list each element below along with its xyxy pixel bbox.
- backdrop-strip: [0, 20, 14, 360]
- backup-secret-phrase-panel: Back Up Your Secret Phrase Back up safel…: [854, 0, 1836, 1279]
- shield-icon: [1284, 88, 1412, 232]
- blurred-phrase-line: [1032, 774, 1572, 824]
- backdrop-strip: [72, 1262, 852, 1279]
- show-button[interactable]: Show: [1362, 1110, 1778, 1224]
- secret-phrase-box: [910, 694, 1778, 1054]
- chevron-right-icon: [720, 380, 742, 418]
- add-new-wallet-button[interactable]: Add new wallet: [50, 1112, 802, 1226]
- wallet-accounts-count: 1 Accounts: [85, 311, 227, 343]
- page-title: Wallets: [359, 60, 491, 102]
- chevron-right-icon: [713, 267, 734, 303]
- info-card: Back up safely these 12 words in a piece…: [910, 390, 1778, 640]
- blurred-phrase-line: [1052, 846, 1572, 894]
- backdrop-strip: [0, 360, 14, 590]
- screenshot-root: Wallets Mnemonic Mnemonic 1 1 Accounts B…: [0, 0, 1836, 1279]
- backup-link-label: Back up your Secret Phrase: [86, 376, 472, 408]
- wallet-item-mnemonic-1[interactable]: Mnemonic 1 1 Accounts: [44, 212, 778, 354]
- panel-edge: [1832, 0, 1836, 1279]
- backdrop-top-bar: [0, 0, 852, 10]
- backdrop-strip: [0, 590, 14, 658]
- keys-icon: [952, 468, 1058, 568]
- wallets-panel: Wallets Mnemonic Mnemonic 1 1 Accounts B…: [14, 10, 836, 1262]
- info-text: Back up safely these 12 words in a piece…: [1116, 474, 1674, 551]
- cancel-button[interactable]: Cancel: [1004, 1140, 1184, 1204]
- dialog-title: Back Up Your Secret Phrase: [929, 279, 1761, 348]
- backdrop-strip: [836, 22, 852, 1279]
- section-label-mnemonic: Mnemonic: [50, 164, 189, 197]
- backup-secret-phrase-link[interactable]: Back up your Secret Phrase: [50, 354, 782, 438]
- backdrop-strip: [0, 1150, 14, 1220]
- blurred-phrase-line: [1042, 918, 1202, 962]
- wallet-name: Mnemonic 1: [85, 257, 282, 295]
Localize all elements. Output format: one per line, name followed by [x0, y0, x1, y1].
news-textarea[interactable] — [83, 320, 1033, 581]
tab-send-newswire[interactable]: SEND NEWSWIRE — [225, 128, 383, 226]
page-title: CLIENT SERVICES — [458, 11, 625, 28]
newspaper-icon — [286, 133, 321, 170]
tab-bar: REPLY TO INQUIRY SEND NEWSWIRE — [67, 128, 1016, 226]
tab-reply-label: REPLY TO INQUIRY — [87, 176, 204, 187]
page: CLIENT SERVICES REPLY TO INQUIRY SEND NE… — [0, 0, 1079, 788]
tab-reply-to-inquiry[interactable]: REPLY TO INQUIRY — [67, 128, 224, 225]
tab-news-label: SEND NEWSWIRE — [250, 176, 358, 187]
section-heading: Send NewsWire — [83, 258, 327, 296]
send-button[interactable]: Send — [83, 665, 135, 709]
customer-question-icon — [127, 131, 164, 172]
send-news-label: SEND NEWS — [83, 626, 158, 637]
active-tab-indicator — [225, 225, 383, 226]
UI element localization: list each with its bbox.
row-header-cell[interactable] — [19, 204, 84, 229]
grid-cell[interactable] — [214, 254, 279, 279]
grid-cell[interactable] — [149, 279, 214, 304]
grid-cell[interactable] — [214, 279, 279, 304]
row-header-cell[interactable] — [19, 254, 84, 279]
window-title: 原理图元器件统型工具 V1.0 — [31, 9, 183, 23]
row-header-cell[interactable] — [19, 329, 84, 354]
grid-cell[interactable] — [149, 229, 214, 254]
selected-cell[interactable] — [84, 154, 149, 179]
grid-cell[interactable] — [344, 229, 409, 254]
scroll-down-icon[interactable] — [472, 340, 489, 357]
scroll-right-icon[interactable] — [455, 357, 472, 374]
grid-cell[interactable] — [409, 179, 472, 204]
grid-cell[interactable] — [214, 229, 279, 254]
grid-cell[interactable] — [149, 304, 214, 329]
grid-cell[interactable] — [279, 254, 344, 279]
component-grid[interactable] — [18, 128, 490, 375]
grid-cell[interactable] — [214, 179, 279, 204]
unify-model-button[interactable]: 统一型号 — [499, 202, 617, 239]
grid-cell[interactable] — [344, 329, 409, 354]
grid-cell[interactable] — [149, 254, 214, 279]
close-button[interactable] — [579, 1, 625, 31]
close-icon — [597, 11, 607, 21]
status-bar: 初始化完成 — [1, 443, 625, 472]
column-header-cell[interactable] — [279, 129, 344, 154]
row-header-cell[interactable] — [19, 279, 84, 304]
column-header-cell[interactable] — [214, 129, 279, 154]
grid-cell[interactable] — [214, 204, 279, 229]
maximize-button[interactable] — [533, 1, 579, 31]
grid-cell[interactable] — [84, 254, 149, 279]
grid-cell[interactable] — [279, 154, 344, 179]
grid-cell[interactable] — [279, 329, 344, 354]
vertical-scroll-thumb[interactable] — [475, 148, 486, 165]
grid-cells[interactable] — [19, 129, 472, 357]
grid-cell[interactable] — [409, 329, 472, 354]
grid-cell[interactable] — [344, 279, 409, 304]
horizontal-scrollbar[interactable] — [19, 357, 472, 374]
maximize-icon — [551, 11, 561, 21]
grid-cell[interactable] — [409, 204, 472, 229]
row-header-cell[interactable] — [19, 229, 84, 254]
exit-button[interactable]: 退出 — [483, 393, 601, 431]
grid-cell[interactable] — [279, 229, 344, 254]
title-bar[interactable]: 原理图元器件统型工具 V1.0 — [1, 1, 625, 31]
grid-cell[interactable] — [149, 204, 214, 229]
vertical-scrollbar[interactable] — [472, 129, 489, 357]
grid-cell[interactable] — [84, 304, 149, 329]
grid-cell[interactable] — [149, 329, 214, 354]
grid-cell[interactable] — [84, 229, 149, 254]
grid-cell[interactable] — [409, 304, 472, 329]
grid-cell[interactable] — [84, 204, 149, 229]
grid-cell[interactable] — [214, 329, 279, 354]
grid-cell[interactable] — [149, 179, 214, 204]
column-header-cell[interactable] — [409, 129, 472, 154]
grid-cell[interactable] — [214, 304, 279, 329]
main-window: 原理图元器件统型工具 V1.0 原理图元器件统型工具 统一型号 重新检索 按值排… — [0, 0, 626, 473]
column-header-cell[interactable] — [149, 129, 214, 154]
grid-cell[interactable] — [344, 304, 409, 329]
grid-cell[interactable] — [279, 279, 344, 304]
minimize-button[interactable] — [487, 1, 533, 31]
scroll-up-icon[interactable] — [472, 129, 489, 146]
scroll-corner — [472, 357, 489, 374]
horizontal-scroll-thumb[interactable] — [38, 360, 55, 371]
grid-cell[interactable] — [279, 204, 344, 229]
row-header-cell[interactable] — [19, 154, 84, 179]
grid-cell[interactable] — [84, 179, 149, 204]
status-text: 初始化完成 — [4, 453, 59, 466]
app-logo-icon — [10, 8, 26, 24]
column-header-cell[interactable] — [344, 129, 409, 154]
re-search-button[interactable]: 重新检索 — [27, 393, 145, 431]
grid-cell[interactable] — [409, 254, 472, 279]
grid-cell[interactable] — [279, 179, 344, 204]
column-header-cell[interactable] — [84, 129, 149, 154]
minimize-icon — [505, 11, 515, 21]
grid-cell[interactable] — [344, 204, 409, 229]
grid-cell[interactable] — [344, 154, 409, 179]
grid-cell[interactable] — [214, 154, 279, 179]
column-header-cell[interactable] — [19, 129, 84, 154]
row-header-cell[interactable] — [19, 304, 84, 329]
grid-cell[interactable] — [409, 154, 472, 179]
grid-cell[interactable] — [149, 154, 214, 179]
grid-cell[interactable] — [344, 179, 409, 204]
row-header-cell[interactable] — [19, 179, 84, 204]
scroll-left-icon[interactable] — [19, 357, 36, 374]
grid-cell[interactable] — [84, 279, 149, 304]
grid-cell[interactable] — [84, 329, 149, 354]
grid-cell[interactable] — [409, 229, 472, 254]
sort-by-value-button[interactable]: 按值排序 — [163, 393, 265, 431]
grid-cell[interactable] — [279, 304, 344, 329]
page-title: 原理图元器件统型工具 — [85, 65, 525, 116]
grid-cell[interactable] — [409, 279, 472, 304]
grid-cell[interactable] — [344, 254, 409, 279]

● Instruction: Quote the entries word for word, starting with the very first line and going on through the line with "- show-button[interactable]: Show: [1362, 1110, 1778, 1224]".

● Solved exercise:
list each element below along with its xyxy pixel bbox.
- backdrop-strip: [0, 20, 14, 360]
- backup-secret-phrase-panel: Back Up Your Secret Phrase Back up safel…: [854, 0, 1836, 1279]
- shield-icon: [1284, 88, 1412, 232]
- blurred-phrase-line: [1032, 774, 1572, 824]
- backdrop-strip: [72, 1262, 852, 1279]
- show-button[interactable]: Show: [1362, 1110, 1778, 1224]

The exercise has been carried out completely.